Set exercise: Give the number of lines below that contain "image", with no other output.
:: Listed records
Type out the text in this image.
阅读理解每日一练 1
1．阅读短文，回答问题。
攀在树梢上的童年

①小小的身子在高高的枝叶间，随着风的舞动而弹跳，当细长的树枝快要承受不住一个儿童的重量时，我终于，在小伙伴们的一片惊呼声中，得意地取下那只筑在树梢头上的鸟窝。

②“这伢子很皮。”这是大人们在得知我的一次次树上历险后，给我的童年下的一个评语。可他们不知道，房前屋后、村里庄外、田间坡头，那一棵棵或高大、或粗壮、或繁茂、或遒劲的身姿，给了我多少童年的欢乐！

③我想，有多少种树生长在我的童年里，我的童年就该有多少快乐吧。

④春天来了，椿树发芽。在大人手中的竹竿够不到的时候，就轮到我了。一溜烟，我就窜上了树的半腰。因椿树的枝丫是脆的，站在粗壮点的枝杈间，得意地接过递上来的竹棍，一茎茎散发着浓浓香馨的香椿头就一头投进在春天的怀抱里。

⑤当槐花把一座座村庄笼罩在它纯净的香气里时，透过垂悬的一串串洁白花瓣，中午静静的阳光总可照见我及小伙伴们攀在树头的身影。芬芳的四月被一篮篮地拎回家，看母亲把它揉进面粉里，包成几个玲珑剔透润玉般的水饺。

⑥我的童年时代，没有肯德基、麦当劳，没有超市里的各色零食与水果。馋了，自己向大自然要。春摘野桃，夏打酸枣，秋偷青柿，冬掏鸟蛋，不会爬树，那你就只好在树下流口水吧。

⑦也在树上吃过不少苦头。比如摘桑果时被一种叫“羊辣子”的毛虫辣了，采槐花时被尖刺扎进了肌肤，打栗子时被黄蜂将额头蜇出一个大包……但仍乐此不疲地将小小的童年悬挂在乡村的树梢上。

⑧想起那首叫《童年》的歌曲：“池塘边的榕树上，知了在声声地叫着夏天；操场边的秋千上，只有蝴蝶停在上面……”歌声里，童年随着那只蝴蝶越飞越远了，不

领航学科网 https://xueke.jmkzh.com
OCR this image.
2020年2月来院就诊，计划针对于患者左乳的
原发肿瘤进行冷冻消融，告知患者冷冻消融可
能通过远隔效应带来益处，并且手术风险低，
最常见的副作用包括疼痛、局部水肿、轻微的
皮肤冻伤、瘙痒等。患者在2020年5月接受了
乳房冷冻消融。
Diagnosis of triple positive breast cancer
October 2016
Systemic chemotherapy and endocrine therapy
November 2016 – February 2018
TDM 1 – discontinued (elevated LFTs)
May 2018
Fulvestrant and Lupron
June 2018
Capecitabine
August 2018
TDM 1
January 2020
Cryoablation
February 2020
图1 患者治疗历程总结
::::
Answer to this problem: 2